BEGIN
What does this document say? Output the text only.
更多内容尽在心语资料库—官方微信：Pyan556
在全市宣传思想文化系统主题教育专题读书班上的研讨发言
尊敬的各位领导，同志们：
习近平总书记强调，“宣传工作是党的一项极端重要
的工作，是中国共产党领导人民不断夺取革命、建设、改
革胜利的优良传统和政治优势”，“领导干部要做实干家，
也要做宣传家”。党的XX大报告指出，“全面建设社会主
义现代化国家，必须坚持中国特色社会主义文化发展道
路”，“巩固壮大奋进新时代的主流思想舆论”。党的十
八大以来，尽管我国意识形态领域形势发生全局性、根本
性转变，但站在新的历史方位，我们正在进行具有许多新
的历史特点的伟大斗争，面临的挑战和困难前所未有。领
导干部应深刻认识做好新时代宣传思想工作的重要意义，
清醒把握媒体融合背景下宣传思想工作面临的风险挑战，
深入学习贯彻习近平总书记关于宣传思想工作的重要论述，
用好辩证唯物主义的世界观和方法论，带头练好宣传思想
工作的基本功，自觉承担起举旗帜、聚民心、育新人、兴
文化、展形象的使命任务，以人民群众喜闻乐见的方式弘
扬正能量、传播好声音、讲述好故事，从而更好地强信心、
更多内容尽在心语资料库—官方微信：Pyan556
END
▸ Written instruction
Return what is listed above, exactly and completely.

▸ Task result
What does this document say? Output the text only.
更多内容尽在心语资料库—官方微信：Pyan556
在全市宣传思想文化系统主题教育专题读书班上的研讨发言
尊敬的各位领导，同志们：
习近平总书记强调，“宣传工作是党的一项极端重要
的工作，是中国共产党领导人民不断夺取革命、建设、改
革胜利的优良传统和政治优势”，“领导干部要做实干家，
也要做宣传家”。党的XX大报告指出，“全面建设社会主
义现代化国家，必须坚持中国特色社会主义文化发展道
路”，“巩固壮大奋进新时代的主流思想舆论”。党的十
八大以来，尽管我国意识形态领域形势发生全局性、根本
性转变，但站在新的历史方位，我们正在进行具有许多新
的历史特点的伟大斗争，面临的挑战和困难前所未有。领
导干部应深刻认识做好新时代宣传思想工作的重要意义，
清醒把握媒体融合背景下宣传思想工作面临的风险挑战，
深入学习贯彻习近平总书记关于宣传思想工作的重要论述，
用好辩证唯物主义的世界观和方法论，带头练好宣传思想
工作的基本功，自觉承担起举旗帜、聚民心、育新人、兴
文化、展形象的使命任务，以人民群众喜闻乐见的方式弘
扬正能量、传播好声音、讲述好故事，从而更好地强信心、
更多内容尽在心语资料库—官方微信：Pyan556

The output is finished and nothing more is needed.